Records from a data source
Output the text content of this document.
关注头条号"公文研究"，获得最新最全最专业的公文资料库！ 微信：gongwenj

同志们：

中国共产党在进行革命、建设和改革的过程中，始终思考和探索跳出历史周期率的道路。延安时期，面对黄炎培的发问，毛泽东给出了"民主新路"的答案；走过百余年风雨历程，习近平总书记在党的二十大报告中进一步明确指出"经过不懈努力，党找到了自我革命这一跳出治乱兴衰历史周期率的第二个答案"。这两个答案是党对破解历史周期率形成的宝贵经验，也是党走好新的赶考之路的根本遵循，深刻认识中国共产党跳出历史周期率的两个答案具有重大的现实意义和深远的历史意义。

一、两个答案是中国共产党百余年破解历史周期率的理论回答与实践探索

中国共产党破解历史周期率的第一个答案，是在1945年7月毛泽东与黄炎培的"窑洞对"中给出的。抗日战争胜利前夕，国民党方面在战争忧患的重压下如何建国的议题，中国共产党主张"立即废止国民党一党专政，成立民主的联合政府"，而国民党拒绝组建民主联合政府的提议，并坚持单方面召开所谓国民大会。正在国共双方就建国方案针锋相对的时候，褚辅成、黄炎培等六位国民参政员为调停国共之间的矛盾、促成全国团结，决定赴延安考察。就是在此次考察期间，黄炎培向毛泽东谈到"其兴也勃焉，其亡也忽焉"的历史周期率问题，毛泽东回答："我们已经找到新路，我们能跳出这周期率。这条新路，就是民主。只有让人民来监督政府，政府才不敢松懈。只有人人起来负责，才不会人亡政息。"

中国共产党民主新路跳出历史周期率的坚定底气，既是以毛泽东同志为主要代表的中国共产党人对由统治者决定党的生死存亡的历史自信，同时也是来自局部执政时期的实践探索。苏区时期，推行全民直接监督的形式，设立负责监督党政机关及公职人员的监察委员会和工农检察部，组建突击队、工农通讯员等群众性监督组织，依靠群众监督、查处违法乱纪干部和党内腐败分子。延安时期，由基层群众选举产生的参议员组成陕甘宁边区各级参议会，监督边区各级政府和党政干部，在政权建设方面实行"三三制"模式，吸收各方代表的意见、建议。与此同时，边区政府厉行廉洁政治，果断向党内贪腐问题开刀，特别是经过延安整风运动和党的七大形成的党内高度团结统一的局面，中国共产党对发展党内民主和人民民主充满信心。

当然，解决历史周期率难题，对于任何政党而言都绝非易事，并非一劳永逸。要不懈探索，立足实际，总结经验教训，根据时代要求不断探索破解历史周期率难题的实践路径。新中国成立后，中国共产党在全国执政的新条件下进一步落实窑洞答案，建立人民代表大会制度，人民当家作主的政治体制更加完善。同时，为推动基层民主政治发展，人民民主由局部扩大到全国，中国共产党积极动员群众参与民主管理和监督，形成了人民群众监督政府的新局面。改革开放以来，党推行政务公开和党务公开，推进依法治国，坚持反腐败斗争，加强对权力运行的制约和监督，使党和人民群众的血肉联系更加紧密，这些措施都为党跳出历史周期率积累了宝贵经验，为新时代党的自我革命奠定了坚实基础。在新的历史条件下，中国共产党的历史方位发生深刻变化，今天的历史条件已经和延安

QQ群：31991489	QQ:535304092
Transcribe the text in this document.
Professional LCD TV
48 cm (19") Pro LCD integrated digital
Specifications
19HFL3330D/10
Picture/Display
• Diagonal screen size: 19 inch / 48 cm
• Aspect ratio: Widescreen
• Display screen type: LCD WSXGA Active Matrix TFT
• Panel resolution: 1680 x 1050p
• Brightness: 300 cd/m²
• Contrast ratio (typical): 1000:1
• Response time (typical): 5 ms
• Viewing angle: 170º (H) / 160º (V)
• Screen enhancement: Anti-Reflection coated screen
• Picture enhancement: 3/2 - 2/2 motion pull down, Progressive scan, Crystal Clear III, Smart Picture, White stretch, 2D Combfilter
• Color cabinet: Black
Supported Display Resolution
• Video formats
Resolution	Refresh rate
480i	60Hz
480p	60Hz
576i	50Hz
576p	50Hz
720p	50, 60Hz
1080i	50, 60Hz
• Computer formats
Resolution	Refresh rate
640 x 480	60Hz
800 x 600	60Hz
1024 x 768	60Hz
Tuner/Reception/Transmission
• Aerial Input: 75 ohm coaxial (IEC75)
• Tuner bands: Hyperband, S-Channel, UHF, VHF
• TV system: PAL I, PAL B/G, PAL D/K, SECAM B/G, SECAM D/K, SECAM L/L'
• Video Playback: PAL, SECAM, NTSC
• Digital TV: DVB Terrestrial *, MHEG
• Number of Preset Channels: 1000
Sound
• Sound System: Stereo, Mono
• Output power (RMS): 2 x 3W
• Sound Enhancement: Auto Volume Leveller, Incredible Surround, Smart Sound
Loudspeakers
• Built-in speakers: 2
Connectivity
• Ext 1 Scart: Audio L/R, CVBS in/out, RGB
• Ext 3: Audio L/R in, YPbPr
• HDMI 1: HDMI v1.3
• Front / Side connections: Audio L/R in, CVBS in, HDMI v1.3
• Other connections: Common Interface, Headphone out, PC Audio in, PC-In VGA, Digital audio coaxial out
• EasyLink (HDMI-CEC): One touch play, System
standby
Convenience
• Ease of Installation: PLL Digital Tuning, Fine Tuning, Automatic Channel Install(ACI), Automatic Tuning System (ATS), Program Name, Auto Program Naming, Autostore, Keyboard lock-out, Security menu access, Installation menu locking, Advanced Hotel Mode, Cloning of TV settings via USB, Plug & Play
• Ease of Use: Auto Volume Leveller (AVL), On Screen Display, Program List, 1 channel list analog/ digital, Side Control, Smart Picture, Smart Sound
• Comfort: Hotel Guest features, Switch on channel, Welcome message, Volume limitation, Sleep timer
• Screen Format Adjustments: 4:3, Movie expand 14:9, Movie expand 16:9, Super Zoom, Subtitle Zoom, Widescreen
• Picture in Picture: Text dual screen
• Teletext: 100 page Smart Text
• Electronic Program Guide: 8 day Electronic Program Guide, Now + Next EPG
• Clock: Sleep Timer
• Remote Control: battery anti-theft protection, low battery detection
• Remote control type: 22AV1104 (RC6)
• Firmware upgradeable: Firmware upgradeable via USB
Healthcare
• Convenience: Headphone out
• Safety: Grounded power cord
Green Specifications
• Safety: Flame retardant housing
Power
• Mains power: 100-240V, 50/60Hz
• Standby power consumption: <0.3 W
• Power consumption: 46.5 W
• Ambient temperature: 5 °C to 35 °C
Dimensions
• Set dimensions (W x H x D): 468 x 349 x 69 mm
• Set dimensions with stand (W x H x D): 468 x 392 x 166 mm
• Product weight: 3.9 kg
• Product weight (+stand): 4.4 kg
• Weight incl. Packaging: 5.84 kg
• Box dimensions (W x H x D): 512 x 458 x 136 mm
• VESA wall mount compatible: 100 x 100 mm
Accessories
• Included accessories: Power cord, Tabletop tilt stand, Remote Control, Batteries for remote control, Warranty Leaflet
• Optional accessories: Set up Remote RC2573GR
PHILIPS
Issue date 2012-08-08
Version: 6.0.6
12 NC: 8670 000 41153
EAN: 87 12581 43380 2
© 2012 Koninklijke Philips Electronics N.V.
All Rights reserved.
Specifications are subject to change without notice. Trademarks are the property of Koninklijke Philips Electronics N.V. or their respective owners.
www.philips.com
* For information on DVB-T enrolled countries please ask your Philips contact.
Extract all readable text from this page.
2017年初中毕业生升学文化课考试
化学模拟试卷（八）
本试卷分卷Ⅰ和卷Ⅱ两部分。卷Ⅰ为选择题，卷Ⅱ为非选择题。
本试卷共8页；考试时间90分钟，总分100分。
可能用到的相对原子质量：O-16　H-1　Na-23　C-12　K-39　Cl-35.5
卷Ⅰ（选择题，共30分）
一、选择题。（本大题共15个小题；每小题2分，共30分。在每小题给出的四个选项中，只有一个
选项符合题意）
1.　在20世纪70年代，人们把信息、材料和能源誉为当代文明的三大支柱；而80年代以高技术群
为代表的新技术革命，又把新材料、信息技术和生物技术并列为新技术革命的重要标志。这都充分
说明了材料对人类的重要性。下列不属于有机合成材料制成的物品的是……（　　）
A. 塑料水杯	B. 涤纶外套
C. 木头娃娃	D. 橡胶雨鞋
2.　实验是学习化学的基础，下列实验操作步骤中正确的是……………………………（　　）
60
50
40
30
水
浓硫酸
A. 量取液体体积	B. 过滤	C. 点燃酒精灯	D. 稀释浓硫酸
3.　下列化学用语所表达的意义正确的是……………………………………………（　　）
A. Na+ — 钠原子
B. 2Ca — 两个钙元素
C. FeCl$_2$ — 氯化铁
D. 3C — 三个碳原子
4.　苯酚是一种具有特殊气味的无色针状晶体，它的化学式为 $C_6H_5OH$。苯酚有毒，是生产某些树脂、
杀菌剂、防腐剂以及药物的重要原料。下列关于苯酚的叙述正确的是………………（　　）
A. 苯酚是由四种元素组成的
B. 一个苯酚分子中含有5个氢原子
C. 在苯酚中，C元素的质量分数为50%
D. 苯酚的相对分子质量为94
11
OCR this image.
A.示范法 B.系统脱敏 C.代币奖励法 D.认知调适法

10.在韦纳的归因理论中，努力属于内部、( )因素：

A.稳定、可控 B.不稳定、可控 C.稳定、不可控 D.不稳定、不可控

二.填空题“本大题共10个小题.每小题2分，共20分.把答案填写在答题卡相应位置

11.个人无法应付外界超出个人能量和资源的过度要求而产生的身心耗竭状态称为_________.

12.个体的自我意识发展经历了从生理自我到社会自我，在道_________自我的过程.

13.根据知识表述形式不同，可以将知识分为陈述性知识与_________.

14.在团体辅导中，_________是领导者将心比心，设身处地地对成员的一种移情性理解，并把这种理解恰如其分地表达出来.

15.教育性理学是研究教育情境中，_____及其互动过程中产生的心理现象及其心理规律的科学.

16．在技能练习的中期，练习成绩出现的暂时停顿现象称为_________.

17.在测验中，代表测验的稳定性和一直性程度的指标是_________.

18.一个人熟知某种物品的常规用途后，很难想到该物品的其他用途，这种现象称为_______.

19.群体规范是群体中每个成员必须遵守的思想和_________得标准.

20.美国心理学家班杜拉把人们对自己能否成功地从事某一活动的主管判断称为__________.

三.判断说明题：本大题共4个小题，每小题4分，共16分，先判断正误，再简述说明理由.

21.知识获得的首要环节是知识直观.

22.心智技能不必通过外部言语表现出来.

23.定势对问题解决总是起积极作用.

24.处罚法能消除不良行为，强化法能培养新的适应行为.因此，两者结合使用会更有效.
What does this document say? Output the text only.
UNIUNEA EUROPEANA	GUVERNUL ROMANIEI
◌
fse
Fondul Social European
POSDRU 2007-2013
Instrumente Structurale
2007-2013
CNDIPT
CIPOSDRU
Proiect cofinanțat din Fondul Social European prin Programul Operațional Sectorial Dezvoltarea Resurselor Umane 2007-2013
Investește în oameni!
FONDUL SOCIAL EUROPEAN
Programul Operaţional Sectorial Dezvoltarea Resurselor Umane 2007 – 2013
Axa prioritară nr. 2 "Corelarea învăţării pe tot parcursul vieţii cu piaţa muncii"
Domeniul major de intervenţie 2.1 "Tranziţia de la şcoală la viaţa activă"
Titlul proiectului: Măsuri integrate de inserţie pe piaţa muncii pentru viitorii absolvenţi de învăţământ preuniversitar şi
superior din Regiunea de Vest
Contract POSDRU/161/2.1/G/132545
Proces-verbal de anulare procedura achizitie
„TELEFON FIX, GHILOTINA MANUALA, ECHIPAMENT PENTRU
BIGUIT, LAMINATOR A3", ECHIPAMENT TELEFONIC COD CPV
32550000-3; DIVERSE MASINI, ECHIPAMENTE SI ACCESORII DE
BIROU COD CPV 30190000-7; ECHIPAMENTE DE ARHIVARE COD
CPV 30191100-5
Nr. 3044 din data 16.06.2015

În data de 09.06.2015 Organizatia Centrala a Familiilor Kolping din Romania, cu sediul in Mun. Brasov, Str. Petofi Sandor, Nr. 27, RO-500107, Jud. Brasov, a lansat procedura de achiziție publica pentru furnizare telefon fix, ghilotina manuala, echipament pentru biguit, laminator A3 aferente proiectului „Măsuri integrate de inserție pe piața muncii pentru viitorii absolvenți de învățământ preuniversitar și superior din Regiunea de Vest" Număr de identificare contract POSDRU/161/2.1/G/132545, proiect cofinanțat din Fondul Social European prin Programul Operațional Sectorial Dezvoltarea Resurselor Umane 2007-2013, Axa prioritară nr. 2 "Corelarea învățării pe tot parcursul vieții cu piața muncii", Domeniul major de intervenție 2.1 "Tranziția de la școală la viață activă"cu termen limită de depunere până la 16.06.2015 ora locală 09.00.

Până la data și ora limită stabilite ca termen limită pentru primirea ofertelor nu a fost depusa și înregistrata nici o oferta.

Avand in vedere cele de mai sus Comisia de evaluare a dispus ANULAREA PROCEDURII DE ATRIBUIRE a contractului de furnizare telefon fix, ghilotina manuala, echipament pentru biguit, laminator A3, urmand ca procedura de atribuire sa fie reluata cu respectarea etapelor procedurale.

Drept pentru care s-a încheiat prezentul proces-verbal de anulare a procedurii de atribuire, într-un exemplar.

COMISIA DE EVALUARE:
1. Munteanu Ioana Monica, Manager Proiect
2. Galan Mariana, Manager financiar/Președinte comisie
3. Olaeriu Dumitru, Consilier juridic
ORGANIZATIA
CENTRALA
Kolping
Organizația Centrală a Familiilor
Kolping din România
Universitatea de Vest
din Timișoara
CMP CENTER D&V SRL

*Exercise instructions*. From the entries above, copy out every line where the string "Remote" appears.

*Answer below*.
• Remote Control: battery anti-theft protection, low battery detection
• Remote control type: 22AV1104 (RC6)
• Included accessories: Power cord, Tabletop tilt stand, Remote Control, Batteries for remote control, Warranty Leaflet
• Optional accessories: Set up Remote RC2573GR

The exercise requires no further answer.